→ Figure content listings:
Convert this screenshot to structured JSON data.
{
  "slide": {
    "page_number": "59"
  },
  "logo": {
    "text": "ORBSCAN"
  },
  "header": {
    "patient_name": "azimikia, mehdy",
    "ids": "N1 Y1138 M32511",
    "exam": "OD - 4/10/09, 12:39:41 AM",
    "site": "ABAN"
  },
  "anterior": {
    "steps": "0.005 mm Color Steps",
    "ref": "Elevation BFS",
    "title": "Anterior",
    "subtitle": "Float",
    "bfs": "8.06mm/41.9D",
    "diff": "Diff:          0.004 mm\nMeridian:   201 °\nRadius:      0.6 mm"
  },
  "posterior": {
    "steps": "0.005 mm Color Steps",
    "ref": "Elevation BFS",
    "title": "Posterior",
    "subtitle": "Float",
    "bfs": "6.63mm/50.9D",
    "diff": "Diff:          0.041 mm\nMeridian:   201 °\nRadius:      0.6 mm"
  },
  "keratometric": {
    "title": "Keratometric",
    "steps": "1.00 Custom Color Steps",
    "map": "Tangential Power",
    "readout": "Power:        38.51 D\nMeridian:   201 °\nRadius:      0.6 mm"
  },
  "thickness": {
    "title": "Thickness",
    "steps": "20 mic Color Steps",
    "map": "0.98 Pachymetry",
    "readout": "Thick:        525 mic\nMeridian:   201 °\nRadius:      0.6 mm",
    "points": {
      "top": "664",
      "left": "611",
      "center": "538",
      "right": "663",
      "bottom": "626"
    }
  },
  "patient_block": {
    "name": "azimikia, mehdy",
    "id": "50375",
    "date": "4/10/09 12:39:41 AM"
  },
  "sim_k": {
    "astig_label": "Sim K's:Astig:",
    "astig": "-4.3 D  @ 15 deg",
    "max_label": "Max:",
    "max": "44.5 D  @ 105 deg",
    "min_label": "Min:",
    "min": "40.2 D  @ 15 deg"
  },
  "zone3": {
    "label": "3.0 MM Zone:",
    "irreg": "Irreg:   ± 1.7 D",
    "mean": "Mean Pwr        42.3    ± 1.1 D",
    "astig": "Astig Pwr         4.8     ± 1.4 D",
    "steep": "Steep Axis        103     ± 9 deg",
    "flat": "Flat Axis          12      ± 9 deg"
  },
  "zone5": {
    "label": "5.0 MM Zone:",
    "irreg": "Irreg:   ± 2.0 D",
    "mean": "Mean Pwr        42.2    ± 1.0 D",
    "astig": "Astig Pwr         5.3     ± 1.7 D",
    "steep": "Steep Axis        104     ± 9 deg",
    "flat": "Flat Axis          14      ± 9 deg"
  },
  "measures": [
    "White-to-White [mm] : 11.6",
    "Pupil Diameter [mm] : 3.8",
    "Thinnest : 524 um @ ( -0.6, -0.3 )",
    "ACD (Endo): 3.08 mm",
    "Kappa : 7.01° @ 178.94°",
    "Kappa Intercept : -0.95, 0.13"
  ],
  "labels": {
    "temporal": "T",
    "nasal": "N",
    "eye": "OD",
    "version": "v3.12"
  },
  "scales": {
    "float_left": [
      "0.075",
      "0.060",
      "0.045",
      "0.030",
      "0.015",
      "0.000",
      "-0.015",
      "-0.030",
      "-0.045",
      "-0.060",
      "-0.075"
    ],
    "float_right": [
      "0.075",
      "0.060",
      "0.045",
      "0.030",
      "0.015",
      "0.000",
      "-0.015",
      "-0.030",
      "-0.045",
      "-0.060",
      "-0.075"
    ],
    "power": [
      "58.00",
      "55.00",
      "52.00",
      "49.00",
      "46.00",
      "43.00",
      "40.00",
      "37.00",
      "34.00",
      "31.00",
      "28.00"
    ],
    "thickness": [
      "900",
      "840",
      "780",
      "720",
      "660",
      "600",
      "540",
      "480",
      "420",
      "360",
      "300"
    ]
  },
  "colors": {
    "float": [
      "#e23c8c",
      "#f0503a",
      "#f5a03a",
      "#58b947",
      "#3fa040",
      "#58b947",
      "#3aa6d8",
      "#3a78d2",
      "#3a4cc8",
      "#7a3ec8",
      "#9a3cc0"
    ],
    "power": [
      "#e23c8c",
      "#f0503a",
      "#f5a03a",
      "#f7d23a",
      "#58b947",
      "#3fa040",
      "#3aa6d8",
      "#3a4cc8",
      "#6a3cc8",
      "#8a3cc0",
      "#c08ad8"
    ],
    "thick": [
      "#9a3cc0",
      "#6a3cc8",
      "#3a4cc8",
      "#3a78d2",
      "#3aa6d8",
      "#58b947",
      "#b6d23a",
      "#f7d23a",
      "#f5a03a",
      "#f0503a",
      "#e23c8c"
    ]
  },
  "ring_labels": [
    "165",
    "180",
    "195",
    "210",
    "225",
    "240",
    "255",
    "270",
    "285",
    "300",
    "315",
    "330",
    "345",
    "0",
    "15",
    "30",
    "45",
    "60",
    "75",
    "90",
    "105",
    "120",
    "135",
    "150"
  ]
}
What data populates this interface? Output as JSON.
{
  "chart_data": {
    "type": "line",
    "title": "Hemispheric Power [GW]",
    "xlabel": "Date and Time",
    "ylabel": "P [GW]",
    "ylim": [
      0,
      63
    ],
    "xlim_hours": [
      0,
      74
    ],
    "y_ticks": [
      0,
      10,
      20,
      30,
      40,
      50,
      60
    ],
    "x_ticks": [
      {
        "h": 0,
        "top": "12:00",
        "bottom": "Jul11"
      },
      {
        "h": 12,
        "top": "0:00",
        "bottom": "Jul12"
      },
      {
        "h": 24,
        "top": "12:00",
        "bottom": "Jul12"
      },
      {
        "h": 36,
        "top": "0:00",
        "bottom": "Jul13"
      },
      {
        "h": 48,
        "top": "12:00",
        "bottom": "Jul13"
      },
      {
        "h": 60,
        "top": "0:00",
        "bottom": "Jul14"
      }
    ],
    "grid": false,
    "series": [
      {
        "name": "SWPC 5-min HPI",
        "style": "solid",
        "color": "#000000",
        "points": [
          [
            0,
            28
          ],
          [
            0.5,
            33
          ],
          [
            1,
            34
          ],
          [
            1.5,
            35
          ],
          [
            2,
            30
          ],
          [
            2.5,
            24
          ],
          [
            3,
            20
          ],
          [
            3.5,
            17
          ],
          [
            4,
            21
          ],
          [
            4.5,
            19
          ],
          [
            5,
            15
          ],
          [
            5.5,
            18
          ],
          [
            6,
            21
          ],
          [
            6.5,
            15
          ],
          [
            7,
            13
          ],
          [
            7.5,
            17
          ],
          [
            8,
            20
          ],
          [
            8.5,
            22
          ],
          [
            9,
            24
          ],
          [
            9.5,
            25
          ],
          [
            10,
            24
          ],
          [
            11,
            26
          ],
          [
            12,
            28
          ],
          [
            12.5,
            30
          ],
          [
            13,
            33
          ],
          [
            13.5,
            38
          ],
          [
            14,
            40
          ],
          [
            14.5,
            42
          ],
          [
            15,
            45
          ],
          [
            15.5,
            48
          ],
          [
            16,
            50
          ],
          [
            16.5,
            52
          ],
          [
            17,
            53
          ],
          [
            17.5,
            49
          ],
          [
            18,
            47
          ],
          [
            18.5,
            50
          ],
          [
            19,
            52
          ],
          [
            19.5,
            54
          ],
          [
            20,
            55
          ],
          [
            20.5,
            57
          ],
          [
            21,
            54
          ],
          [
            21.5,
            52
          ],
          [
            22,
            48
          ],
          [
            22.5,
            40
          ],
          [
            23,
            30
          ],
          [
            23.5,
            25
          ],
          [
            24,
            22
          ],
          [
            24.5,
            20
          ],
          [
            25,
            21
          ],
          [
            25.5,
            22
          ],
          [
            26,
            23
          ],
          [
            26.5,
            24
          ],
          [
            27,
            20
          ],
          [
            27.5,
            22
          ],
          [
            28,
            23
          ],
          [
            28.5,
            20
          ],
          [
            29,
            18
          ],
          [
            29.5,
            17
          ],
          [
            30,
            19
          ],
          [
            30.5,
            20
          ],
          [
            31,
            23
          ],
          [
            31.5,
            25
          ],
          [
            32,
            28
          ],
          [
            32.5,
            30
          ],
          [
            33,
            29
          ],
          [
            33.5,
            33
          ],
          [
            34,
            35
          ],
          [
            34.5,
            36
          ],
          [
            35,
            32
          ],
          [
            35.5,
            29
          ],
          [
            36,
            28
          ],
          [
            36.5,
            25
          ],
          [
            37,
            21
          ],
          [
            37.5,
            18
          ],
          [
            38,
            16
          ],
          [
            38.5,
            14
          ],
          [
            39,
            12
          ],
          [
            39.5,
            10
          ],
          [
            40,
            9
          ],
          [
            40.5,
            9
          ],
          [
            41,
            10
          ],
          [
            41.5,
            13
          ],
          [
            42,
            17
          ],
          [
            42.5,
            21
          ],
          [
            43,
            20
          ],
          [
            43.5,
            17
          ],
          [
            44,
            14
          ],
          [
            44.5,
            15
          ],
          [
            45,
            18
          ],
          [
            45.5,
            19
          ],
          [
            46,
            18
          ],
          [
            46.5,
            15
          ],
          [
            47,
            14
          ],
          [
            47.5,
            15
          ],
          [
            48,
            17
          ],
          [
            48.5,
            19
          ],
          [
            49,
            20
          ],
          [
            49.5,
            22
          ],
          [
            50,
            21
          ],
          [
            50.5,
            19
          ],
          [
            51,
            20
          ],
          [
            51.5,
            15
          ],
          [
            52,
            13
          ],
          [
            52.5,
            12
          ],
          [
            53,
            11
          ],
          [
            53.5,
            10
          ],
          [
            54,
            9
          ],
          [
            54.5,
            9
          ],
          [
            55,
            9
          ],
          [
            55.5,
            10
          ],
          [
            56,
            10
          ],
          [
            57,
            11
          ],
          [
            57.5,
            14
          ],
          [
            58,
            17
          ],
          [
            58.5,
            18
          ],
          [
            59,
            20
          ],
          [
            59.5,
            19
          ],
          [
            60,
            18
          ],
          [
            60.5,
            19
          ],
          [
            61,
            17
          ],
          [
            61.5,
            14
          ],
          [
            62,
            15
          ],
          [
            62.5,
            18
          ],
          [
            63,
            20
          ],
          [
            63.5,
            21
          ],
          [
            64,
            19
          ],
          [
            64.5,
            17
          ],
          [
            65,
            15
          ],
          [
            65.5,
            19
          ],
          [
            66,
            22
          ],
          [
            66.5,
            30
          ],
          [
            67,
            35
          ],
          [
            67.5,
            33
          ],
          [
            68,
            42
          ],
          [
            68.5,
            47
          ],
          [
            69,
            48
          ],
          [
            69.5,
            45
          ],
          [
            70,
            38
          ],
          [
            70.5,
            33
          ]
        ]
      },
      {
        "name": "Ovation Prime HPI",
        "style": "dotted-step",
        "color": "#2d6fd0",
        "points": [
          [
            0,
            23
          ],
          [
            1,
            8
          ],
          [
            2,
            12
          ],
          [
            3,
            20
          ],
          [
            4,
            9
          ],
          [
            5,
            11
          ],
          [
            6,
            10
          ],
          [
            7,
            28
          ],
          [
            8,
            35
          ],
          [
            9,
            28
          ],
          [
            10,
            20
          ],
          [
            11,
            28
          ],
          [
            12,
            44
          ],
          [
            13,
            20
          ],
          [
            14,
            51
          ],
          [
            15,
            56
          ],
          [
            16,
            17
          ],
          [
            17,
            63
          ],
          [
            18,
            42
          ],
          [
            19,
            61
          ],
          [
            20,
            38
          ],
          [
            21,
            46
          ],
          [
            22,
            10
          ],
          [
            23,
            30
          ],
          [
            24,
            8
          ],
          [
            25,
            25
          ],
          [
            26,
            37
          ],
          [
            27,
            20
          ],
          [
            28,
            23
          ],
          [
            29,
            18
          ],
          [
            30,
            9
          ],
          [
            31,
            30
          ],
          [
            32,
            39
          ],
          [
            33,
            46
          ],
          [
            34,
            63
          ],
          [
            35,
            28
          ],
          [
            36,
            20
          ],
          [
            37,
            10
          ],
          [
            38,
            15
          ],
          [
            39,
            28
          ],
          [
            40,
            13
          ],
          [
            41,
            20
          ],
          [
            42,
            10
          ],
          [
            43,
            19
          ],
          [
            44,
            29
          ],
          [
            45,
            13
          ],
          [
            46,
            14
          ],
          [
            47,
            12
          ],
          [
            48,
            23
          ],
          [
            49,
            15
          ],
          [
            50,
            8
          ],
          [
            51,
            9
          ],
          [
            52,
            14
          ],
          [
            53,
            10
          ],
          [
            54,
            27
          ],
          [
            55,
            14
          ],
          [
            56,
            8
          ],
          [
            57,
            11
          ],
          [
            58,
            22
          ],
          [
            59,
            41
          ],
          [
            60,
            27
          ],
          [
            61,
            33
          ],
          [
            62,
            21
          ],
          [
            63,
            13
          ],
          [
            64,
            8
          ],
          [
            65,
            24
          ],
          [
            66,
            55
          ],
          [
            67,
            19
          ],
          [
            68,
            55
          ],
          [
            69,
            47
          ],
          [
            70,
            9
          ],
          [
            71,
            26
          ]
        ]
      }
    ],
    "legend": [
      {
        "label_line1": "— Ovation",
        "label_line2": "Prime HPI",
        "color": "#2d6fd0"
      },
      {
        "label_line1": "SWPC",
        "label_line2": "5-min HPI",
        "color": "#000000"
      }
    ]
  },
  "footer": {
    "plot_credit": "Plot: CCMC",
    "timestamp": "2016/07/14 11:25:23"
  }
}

→ GIVEN EXERCISE: Search the data above for the string "bottom" and copy each line that has it.

→ TASK ANSWER:
      "bottom": "626"
        "bottom": "Jul11"
        "bottom": "Jul12"
        "bottom": "Jul12"
        "bottom": "Jul13"
        "bottom": "Jul13"
        "bottom": "Jul14"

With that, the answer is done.